■ **Document extract**
⟨
Bringing Tailscale up fails #43

jjo93sa · 2020-10-04T12:54:00Z

Describe the bug
Been using this role for a while. Recently, I guess something in Tailscale changed, because there's now a problem bringing up the Tailscale connection, which fails every time (I'm using tailscale_args to set subnet routes).

To Reproduce
Steps to reproduce the behavior:

Go to use this role to install Tailscale
See failure at start-up

Expected behavior
Tailscale should start.

Screenshots
N/A.

Desktop (please complete the following information):

OS: Ubuntu 18.04, 20.0

Additional context
I think Tailscale introduced extra logging as part of "tailscale up", such that the test

tailscale_status.stdout | length == 0

fails, even when the application has successfully started. As a work around, I've made the test >=, but this is clearly a hack.

The text was updated successfully, but these errors were encountered:

artis3n · 2020-10-04T18:40:37Z

Thanks for this issue - I noticed this recently as well and haven't had time to look into it. Something has definitely changed and the role needs to be updated.

artis3n · 2020-10-05T20:29:42Z

tailscale up seems to always pass in CI, but I have encountered similar consistent failures on new bare metal hosts using this role recently. That is unfortunate. Probably won't happen until this weekend, but I'll spin up a bunch of spot instances and see if I can nail down the exact failing assumption and make it reproducible for testing.

jjo93sa · 2020-10-05T20:35:41Z

I was going to try the same. Might get around to it tomorrow. I tried repeating the command ‘tailscale up’ on a host where it had already been executed and it didn’t seem to generate any output. I suspect that it is only on 1st run where output is causing a problem. At least that’s my working theory 60 % of the time, it works every time

…

On 5 Oct 2020, at 21:29, Ari Kalfus ***@***.***> wrote: tailscale up seems to always pass in CI, but I have encountered similar consistent failures on new bare metal hosts using this role recently. That is unfortunate. Probably won't happen until this weekend, but I'll spin up a bunch of spot instances and see if I can nail down the exact failing assumption and make it reproducible for testing. — You are receiving this because you authored the thread. Reply to this email directly, view it on GitHub, or unsubscribe.
⟩
■ **What is required**
Repeat the Tailscale issue thread from "OS: Ubuntu 18.04, 20.0" to "to be updated.", swapping "hack" for "kludge".

■ **Dataset entries**
⟨
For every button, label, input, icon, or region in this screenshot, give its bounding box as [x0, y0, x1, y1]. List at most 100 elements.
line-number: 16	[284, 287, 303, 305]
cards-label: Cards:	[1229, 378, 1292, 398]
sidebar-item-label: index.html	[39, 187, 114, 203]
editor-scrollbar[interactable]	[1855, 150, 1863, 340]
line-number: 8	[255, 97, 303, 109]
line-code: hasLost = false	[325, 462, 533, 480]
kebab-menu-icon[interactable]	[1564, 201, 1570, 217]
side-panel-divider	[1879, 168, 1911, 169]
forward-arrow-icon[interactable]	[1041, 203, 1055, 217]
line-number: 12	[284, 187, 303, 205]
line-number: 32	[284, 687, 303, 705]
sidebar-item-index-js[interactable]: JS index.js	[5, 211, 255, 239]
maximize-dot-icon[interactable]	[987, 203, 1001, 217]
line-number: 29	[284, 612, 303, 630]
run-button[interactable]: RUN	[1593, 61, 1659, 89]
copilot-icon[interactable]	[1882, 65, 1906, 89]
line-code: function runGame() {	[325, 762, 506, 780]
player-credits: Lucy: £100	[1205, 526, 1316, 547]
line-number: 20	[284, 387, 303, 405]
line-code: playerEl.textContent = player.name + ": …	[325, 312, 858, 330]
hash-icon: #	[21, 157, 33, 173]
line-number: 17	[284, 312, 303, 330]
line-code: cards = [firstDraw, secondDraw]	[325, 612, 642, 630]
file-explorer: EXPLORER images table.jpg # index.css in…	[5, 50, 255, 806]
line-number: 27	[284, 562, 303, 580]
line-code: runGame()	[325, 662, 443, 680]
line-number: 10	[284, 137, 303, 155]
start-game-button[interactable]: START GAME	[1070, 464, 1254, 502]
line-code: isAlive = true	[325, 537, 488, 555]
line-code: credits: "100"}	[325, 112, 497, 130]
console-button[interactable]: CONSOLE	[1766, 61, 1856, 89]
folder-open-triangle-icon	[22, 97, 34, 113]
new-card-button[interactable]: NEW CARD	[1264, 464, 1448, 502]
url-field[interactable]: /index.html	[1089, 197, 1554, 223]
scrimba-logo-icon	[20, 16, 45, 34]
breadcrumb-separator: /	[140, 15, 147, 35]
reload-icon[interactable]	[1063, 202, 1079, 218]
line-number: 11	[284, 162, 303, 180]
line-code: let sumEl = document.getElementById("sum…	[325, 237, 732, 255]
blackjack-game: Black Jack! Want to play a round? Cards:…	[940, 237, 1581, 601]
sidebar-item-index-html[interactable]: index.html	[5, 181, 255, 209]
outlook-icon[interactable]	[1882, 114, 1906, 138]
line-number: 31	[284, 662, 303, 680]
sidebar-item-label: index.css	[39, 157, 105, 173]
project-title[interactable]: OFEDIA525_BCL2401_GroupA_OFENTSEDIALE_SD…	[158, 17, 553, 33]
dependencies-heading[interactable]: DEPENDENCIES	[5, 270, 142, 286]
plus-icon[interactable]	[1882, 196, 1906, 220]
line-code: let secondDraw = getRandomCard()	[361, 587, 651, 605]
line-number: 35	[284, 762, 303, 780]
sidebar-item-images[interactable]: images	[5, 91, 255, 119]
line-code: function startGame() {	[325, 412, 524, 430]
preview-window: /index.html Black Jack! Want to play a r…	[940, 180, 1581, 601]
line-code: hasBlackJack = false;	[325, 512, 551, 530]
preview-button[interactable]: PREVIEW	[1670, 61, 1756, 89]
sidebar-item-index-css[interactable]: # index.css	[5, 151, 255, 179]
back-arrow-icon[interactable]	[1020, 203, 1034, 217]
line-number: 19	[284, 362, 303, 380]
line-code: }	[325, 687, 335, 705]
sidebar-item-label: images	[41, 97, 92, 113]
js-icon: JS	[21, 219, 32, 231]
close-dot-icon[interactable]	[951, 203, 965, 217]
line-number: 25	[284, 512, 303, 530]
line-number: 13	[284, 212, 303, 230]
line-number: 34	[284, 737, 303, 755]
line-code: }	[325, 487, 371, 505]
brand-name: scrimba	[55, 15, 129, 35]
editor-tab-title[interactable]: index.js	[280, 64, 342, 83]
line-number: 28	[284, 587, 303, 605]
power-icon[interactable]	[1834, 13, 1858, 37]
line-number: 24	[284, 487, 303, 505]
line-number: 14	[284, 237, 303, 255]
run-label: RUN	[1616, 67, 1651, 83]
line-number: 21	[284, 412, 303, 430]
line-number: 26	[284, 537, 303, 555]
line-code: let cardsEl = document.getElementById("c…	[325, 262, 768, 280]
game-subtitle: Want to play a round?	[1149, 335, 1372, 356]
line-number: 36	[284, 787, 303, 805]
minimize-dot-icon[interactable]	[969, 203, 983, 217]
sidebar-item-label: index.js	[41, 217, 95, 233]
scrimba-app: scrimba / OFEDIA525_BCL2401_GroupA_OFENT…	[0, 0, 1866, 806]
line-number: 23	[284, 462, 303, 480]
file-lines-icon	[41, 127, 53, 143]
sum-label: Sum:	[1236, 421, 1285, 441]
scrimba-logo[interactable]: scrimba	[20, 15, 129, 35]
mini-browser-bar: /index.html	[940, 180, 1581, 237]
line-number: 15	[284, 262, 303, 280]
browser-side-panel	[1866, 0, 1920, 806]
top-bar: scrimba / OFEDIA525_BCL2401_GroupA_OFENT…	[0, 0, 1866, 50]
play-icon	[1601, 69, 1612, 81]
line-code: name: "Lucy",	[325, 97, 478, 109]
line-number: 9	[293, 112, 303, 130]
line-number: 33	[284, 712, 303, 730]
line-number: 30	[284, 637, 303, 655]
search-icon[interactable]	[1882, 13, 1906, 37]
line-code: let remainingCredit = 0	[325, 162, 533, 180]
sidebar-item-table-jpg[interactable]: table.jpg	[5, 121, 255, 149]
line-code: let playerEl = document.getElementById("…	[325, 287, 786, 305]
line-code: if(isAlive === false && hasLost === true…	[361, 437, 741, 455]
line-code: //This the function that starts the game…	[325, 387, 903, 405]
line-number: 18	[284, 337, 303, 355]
⟩
■ **Expected output**
OS: Ubuntu 18.04, 20.0

Additional context
I think Tailscale introduced extra logging as part of "tailscale up", such that the test

tailscale_status.stdout | length == 0

fails, even when the application has successfully started. As a work around, I've made the test >=, but this is clearly a kludge.

The text was updated successfully, but these errors were encountered:

artis3n · 2020-10-04T18:40:37Z

Thanks for this issue - I noticed this recently as well and haven't had time to look into it. Something has definitely changed and the role needs to be updated.